Collected data
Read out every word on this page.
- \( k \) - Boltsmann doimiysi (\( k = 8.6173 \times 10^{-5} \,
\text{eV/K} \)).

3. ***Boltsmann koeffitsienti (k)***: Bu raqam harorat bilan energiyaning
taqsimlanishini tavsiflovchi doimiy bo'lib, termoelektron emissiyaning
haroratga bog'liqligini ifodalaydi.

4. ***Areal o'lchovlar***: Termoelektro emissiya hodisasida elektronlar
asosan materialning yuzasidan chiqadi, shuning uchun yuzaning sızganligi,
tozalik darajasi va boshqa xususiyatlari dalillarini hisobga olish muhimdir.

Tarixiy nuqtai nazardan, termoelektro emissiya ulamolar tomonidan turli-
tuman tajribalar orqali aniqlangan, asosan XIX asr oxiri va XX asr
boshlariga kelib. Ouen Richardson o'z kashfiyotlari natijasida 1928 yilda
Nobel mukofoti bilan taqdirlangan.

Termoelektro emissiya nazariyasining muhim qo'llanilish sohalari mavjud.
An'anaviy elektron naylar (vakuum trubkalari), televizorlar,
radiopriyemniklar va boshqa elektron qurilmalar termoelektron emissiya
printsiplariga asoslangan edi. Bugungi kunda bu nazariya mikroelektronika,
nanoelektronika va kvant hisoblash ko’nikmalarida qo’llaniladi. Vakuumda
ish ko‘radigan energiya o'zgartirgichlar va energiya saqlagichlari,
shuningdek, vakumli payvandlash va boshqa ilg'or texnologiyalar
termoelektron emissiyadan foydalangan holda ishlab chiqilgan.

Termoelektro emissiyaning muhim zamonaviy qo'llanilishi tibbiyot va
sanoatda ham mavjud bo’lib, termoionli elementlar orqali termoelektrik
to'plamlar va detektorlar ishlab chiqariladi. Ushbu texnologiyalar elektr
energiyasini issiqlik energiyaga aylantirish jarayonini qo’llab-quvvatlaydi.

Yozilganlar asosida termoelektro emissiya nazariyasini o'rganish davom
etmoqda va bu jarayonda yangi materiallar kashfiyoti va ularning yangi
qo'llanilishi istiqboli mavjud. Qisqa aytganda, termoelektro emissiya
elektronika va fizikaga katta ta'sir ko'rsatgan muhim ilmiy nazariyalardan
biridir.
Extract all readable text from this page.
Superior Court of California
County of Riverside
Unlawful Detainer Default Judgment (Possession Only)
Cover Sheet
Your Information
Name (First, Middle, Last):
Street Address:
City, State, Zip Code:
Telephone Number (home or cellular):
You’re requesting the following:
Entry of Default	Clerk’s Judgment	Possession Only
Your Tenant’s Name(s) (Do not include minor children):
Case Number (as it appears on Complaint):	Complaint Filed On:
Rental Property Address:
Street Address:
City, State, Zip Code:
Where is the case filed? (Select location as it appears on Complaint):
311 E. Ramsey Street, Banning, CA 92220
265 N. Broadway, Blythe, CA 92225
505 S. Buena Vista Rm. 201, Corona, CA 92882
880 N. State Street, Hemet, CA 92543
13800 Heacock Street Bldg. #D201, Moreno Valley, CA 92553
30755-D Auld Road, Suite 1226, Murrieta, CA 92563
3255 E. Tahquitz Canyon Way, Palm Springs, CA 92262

* _What needs to be done_: Print all of the entries exactly as they are written.

* _Final answer_:
Read out every word on this page.
- \( k \) - Boltsmann doimiysi (\( k = 8.6173 \times 10^{-5} \,
\text{eV/K} \)).

3. ***Boltsmann koeffitsienti (k)***: Bu raqam harorat bilan energiyaning
taqsimlanishini tavsiflovchi doimiy bo'lib, termoelektron emissiyaning
haroratga bog'liqligini ifodalaydi.

4. ***Areal o'lchovlar***: Termoelektro emissiya hodisasida elektronlar
asosan materialning yuzasidan chiqadi, shuning uchun yuzaning sızganligi,
tozalik darajasi va boshqa xususiyatlari dalillarini hisobga olish muhimdir.

Tarixiy nuqtai nazardan, termoelektro emissiya ulamolar tomonidan turli-
tuman tajribalar orqali aniqlangan, asosan XIX asr oxiri va XX asr
boshlariga kelib. Ouen Richardson o'z kashfiyotlari natijasida 1928 yilda
Nobel mukofoti bilan taqdirlangan.

Termoelektro emissiya nazariyasining muhim qo'llanilish sohalari mavjud.
An'anaviy elektron naylar (vakuum trubkalari), televizorlar,
radiopriyemniklar va boshqa elektron qurilmalar termoelektron emissiya
printsiplariga asoslangan edi. Bugungi kunda bu nazariya mikroelektronika,
nanoelektronika va kvant hisoblash ko’nikmalarida qo’llaniladi. Vakuumda
ish ko‘radigan energiya o'zgartirgichlar va energiya saqlagichlari,
shuningdek, vakumli payvandlash va boshqa ilg'or texnologiyalar
termoelektron emissiyadan foydalangan holda ishlab chiqilgan.

Termoelektro emissiyaning muhim zamonaviy qo'llanilishi tibbiyot va
sanoatda ham mavjud bo’lib, termoionli elementlar orqali termoelektrik
to'plamlar va detektorlar ishlab chiqariladi. Ushbu texnologiyalar elektr
energiyasini issiqlik energiyaga aylantirish jarayonini qo’llab-quvvatlaydi.

Yozilganlar asosida termoelektro emissiya nazariyasini o'rganish davom
etmoqda va bu jarayonda yangi materiallar kashfiyoti va ularning yangi
qo'llanilishi istiqboli mavjud. Qisqa aytganda, termoelektro emissiya
elektronika va fizikaga katta ta'sir ko'rsatgan muhim ilmiy nazariyalardan
biridir.
Extract all readable text from this page.
Superior Court of California
County of Riverside
Unlawful Detainer Default Judgment (Possession Only)
Cover Sheet
Your Information
Name (First, Middle, Last):
Street Address:
City, State, Zip Code:
Telephone Number (home or cellular):
You’re requesting the following:
Entry of Default	Clerk’s Judgment	Possession Only
Your Tenant’s Name(s) (Do not include minor children):
Case Number (as it appears on Complaint):	Complaint Filed On:
Rental Property Address:
Street Address:
City, State, Zip Code:
Where is the case filed? (Select location as it appears on Complaint):
311 E. Ramsey Street, Banning, CA 92220
265 N. Broadway, Blythe, CA 92225
505 S. Buena Vista Rm. 201, Corona, CA 92882
880 N. State Street, Hemet, CA 92543
13800 Heacock Street Bldg. #D201, Moreno Valley, CA 92553
30755-D Auld Road, Suite 1226, Murrieta, CA 92563
3255 E. Tahquitz Canyon Way, Palm Springs, CA 92262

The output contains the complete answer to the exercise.